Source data
________________________________________

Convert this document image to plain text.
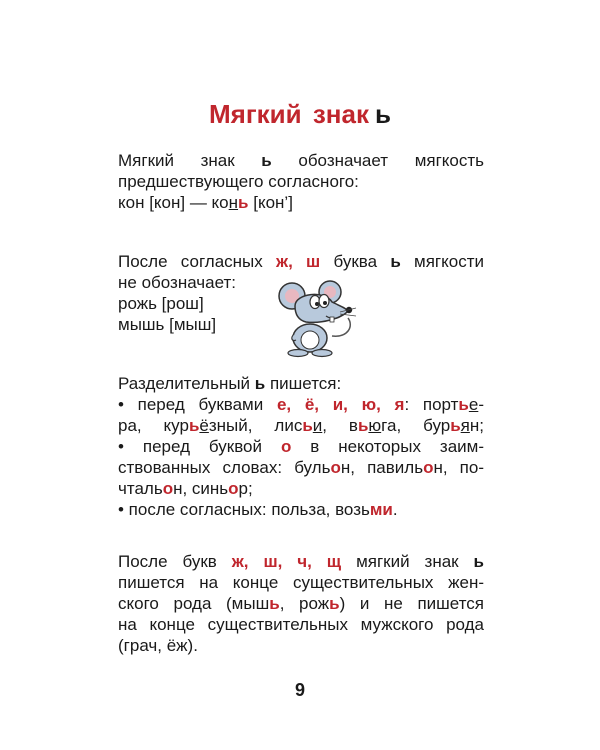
Мягкий знак ь
Мягкий знак ь обозначает мягкость
предшествующего согласного:
кон [кон] — конь [кон’]
После согласных ж, ш буква ь мягкости
не обозначает:
рожь [рош]
мышь [мыш]
Разделительный ь пишется:
• перед буквами е, ё, и, ю, я: портье-
ра, курьёзный, лисьи, вьюга, бурьян;
• перед буквой о в некоторых заим-
ствованных словах: бульон, павильон, по-
чтальон, синьор;
• после согласных: польза, возьми.
После букв ж, ш, ч, щ мягкий знак ь
пишется на конце существительных жен-
ского рода (мышь, рожь) и не пишется
на конце существительных мужского рода
(грач, ёж).
9
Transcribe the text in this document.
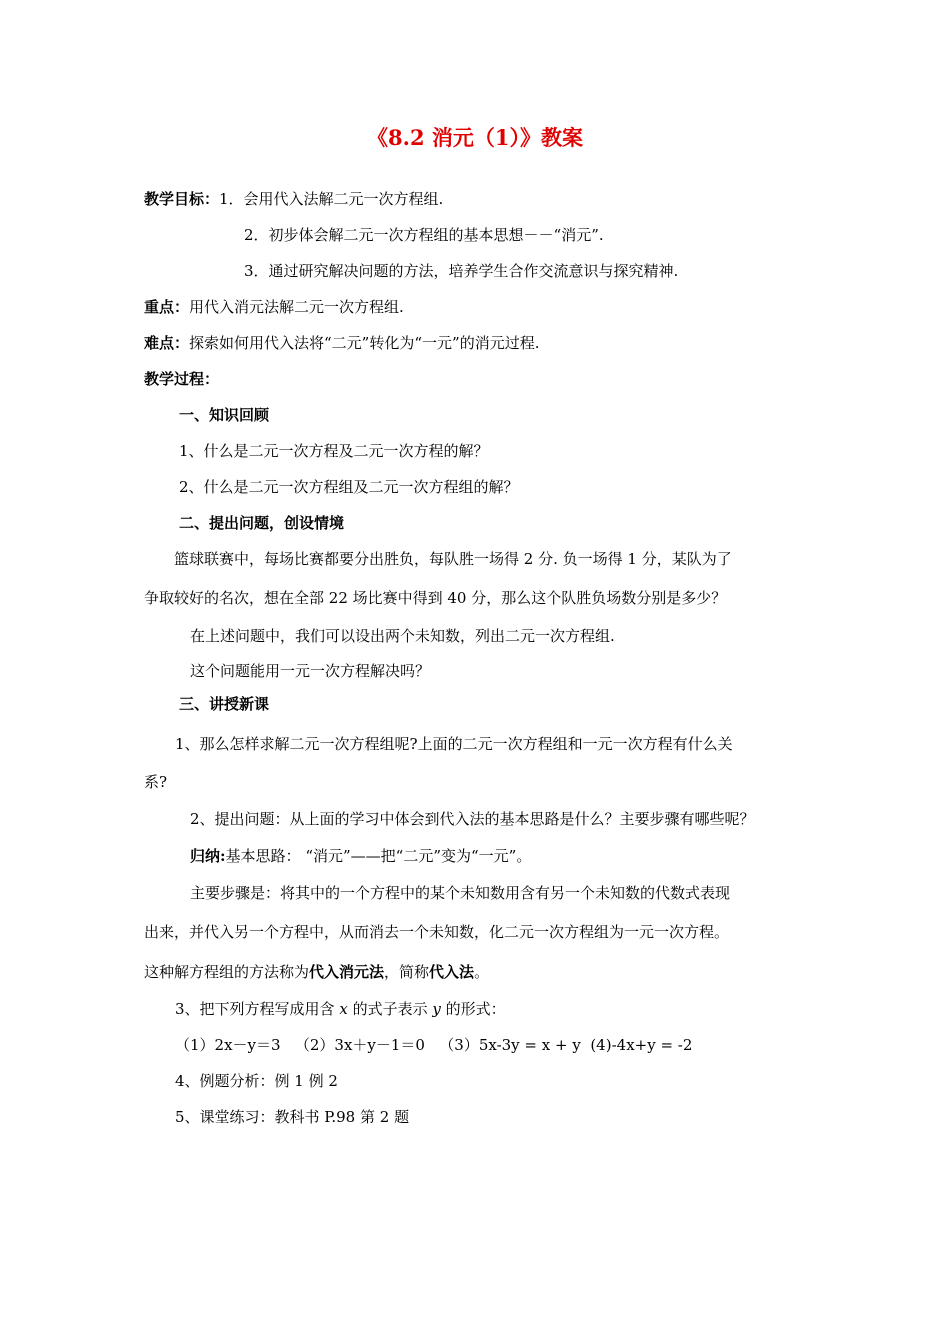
《8.2 消元（1）》教案
教学目标：1．会用代入法解二元一次方程组.
2．初步体会解二元一次方程组的基本思想－－“消元”.
3．通过研究解决问题的方法，培养学生合作交流意识与探究精神.
重点：用代入消元法解二元一次方程组.
难点：探索如何用代入法将“二元”转化为“一元”的消元过程.
教学过程：
一、知识回顾
1、什么是二元一次方程及二元一次方程的解？
2、什么是二元一次方程组及二元一次方程组的解？
二、提出问题，创设情境
篮球联赛中，每场比赛都要分出胜负，每队胜一场得 2 分. 负一场得 1 分，某队为了
争取较好的名次，想在全部 22 场比赛中得到 40 分，那么这个队胜负场数分别是多少？
在上述问题中，我们可以设出两个未知数，列出二元一次方程组.
这个问题能用一元一次方程解决吗？
三、讲授新课
1、那么怎样求解二元一次方程组呢?上面的二元一次方程组和一元一次方程有什么关
系?
2、提出问题：从上面的学习中体会到代入法的基本思路是什么？主要步骤有哪些呢？
归纳:基本思路： “消元”——把“二元”变为“一元”。
主要步骤是：将其中的一个方程中的某个未知数用含有另一个未知数的代数式表现
出来，并代入另一个方程中，从而消去一个未知数，化二元一次方程组为一元一次方程。
这种解方程组的方法称为代入消元法，简称代入法。
3、把下列方程写成用含 x 的式子表示 y 的形式：
（1）2x－y＝3   （2）3x＋y－1＝0   （3）5x-3y = x + y  (4)-4x+y = -2
4、例题分析：例 1 例 2
5、课堂练习：教科书 P.98 第 2 题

________________________________________

Challenge: Print the lines from the one holding "Transcribe the text in this document." through the last line of the records, word for word, and omit the pictures.

Solution to this task:
Transcribe the text in this document.
《8.2 消元（1）》教案
教学目标：1．会用代入法解二元一次方程组.
2．初步体会解二元一次方程组的基本思想－－“消元”.
3．通过研究解决问题的方法，培养学生合作交流意识与探究精神.
重点：用代入消元法解二元一次方程组.
难点：探索如何用代入法将“二元”转化为“一元”的消元过程.
教学过程：
一、知识回顾
1、什么是二元一次方程及二元一次方程的解？
2、什么是二元一次方程组及二元一次方程组的解？
二、提出问题，创设情境
篮球联赛中，每场比赛都要分出胜负，每队胜一场得 2 分. 负一场得 1 分，某队为了
争取较好的名次，想在全部 22 场比赛中得到 40 分，那么这个队胜负场数分别是多少？
在上述问题中，我们可以设出两个未知数，列出二元一次方程组.
这个问题能用一元一次方程解决吗？
三、讲授新课
1、那么怎样求解二元一次方程组呢?上面的二元一次方程组和一元一次方程有什么关
系?
2、提出问题：从上面的学习中体会到代入法的基本思路是什么？主要步骤有哪些呢？
归纳:基本思路： “消元”——把“二元”变为“一元”。
主要步骤是：将其中的一个方程中的某个未知数用含有另一个未知数的代数式表现
出来，并代入另一个方程中，从而消去一个未知数，化二元一次方程组为一元一次方程。
这种解方程组的方法称为代入消元法，简称代入法。
3、把下列方程写成用含 x 的式子表示 y 的形式：
（1）2x－y＝3   （2）3x＋y－1＝0   （3）5x-3y = x + y  (4)-4x+y = -2
4、例题分析：例 1 例 2
5、课堂练习：教科书 P.98 第 2 题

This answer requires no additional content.